**What you should do**
Print all entries precisely as they are written.

────────────────

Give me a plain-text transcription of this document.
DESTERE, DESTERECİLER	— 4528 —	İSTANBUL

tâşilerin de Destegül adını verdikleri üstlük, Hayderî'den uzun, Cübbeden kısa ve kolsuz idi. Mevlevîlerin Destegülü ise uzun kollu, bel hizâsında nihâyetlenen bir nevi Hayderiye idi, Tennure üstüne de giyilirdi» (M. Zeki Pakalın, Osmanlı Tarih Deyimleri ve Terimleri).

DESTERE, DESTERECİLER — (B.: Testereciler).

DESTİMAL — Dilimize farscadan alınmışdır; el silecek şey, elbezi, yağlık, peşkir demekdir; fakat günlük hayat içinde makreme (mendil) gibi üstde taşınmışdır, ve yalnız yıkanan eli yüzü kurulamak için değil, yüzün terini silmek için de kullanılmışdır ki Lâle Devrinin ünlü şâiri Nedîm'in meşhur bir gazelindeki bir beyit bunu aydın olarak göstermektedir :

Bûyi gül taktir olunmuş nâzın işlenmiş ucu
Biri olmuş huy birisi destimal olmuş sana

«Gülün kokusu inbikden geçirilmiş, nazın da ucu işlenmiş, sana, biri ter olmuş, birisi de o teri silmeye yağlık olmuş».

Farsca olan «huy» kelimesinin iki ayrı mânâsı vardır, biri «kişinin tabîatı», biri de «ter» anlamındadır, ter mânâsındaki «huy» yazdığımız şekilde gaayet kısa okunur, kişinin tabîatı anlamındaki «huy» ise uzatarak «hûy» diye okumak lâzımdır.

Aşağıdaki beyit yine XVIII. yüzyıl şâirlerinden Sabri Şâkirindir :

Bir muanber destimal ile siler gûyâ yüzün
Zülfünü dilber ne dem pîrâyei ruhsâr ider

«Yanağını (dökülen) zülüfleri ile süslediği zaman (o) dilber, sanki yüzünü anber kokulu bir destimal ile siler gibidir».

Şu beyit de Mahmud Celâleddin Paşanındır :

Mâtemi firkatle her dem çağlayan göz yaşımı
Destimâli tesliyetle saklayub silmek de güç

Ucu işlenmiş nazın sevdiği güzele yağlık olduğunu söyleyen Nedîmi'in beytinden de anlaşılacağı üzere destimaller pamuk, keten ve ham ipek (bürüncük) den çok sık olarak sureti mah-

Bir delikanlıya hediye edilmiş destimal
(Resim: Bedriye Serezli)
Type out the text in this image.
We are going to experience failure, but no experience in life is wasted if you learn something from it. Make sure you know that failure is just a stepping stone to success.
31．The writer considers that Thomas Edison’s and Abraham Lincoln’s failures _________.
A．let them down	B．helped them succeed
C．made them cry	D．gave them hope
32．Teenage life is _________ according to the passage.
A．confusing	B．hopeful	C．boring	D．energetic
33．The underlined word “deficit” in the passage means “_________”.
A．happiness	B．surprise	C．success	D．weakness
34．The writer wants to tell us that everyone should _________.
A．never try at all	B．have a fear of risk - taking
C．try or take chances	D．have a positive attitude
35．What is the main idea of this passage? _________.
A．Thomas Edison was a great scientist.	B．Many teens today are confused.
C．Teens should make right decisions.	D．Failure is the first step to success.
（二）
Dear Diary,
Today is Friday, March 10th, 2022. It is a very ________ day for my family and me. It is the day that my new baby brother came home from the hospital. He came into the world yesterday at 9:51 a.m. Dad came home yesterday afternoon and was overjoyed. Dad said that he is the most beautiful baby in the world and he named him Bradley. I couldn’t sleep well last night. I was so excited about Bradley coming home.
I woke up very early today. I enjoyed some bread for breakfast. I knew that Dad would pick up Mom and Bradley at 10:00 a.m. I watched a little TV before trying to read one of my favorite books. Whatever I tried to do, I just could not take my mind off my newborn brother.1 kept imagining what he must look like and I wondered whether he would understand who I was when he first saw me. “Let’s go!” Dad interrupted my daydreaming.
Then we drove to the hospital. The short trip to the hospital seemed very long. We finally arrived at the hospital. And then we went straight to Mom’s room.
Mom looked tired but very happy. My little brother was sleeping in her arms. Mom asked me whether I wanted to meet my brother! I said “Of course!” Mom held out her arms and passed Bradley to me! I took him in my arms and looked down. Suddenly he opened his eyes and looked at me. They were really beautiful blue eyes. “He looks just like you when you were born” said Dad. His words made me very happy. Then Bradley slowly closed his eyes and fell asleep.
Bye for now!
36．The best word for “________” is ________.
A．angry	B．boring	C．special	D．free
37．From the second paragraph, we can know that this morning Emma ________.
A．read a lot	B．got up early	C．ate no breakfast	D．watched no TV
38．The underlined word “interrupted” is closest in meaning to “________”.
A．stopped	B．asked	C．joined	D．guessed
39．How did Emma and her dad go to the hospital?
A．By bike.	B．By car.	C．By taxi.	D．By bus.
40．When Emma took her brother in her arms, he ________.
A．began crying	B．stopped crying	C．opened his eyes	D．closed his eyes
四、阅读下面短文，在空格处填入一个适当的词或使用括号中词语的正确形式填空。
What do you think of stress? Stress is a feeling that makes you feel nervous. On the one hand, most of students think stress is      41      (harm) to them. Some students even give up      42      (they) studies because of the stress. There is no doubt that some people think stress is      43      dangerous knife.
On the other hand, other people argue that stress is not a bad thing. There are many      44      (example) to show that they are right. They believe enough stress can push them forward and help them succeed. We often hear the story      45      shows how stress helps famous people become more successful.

────────────────

**Response for this exercise**
Give me a plain-text transcription of this document.
DESTERE, DESTERECİLER	— 4528 —	İSTANBUL

tâşilerin de Destegül adını verdikleri üstlük, Hayderî'den uzun, Cübbeden kısa ve kolsuz idi. Mevlevîlerin Destegülü ise uzun kollu, bel hizâsında nihâyetlenen bir nevi Hayderiye idi, Tennure üstüne de giyilirdi» (M. Zeki Pakalın, Osmanlı Tarih Deyimleri ve Terimleri).

DESTERE, DESTERECİLER — (B.: Testereciler).

DESTİMAL — Dilimize farscadan alınmışdır; el silecek şey, elbezi, yağlık, peşkir demekdir; fakat günlük hayat içinde makreme (mendil) gibi üstde taşınmışdır, ve yalnız yıkanan eli yüzü kurulamak için değil, yüzün terini silmek için de kullanılmışdır ki Lâle Devrinin ünlü şâiri Nedîm'in meşhur bir gazelindeki bir beyit bunu aydın olarak göstermektedir :

Bûyi gül taktir olunmuş nâzın işlenmiş ucu
Biri olmuş huy birisi destimal olmuş sana

«Gülün kokusu inbikden geçirilmiş, nazın da ucu işlenmiş, sana, biri ter olmuş, birisi de o teri silmeye yağlık olmuş».

Farsca olan «huy» kelimesinin iki ayrı mânâsı vardır, biri «kişinin tabîatı», biri de «ter» anlamındadır, ter mânâsındaki «huy» yazdığımız şekilde gaayet kısa okunur, kişinin tabîatı anlamındaki «huy» ise uzatarak «hûy» diye okumak lâzımdır.

Aşağıdaki beyit yine XVIII. yüzyıl şâirlerinden Sabri Şâkirindir :

Bir muanber destimal ile siler gûyâ yüzün
Zülfünü dilber ne dem pîrâyei ruhsâr ider

«Yanağını (dökülen) zülüfleri ile süslediği zaman (o) dilber, sanki yüzünü anber kokulu bir destimal ile siler gibidir».

Şu beyit de Mahmud Celâleddin Paşanındır :

Mâtemi firkatle her dem çağlayan göz yaşımı
Destimâli tesliyetle saklayub silmek de güç

Ucu işlenmiş nazın sevdiği güzele yağlık olduğunu söyleyen Nedîmi'in beytinden de anlaşılacağı üzere destimaller pamuk, keten ve ham ipek (bürüncük) den çok sık olarak sureti mah-

Bir delikanlıya hediye edilmiş destimal
(Resim: Bedriye Serezli)
Type out the text in this image.
We are going to experience failure, but no experience in life is wasted if you learn something from it. Make sure you know that failure is just a stepping stone to success.
31．The writer considers that Thomas Edison’s and Abraham Lincoln’s failures _________.
A．let them down	B．helped them succeed
C．made them cry	D．gave them hope
32．Teenage life is _________ according to the passage.
A．confusing	B．hopeful	C．boring	D．energetic
33．The underlined word “deficit” in the passage means “_________”.
A．happiness	B．surprise	C．success	D．weakness
34．The writer wants to tell us that everyone should _________.
A．never try at all	B．have a fear of risk - taking
C．try or take chances	D．have a positive attitude
35．What is the main idea of this passage? _________.
A．Thomas Edison was a great scientist.	B．Many teens today are confused.
C．Teens should make right decisions.	D．Failure is the first step to success.
（二）
Dear Diary,
Today is Friday, March 10th, 2022. It is a very ________ day for my family and me. It is the day that my new baby brother came home from the hospital. He came into the world yesterday at 9:51 a.m. Dad came home yesterday afternoon and was overjoyed. Dad said that he is the most beautiful baby in the world and he named him Bradley. I couldn’t sleep well last night. I was so excited about Bradley coming home.
I woke up very early today. I enjoyed some bread for breakfast. I knew that Dad would pick up Mom and Bradley at 10:00 a.m. I watched a little TV before trying to read one of my favorite books. Whatever I tried to do, I just could not take my mind off my newborn brother.1 kept imagining what he must look like and I wondered whether he would understand who I was when he first saw me. “Let’s go!” Dad interrupted my daydreaming.
Then we drove to the hospital. The short trip to the hospital seemed very long. We finally arrived at the hospital. And then we went straight to Mom’s room.
Mom looked tired but very happy. My little brother was sleeping in her arms. Mom asked me whether I wanted to meet my brother! I said “Of course!” Mom held out her arms and passed Bradley to me! I took him in my arms and looked down. Suddenly he opened his eyes and looked at me. They were really beautiful blue eyes. “He looks just like you when you were born” said Dad. His words made me very happy. Then Bradley slowly closed his eyes and fell asleep.
Bye for now!
36．The best word for “________” is ________.
A．angry	B．boring	C．special	D．free
37．From the second paragraph, we can know that this morning Emma ________.
A．read a lot	B．got up early	C．ate no breakfast	D．watched no TV
38．The underlined word “interrupted” is closest in meaning to “________”.
A．stopped	B．asked	C．joined	D．guessed
39．How did Emma and her dad go to the hospital?
A．By bike.	B．By car.	C．By taxi.	D．By bus.
40．When Emma took her brother in her arms, he ________.
A．began crying	B．stopped crying	C．opened his eyes	D．closed his eyes
四、阅读下面短文，在空格处填入一个适当的词或使用括号中词语的正确形式填空。
What do you think of stress? Stress is a feeling that makes you feel nervous. On the one hand, most of students think stress is      41      (harm) to them. Some students even give up      42      (they) studies because of the stress. There is no doubt that some people think stress is      43      dangerous knife.
On the other hand, other people argue that stress is not a bad thing. There are many      44      (example) to show that they are right. They believe enough stress can push them forward and help them succeed. We often hear the story      45      shows how stress helps famous people become more successful.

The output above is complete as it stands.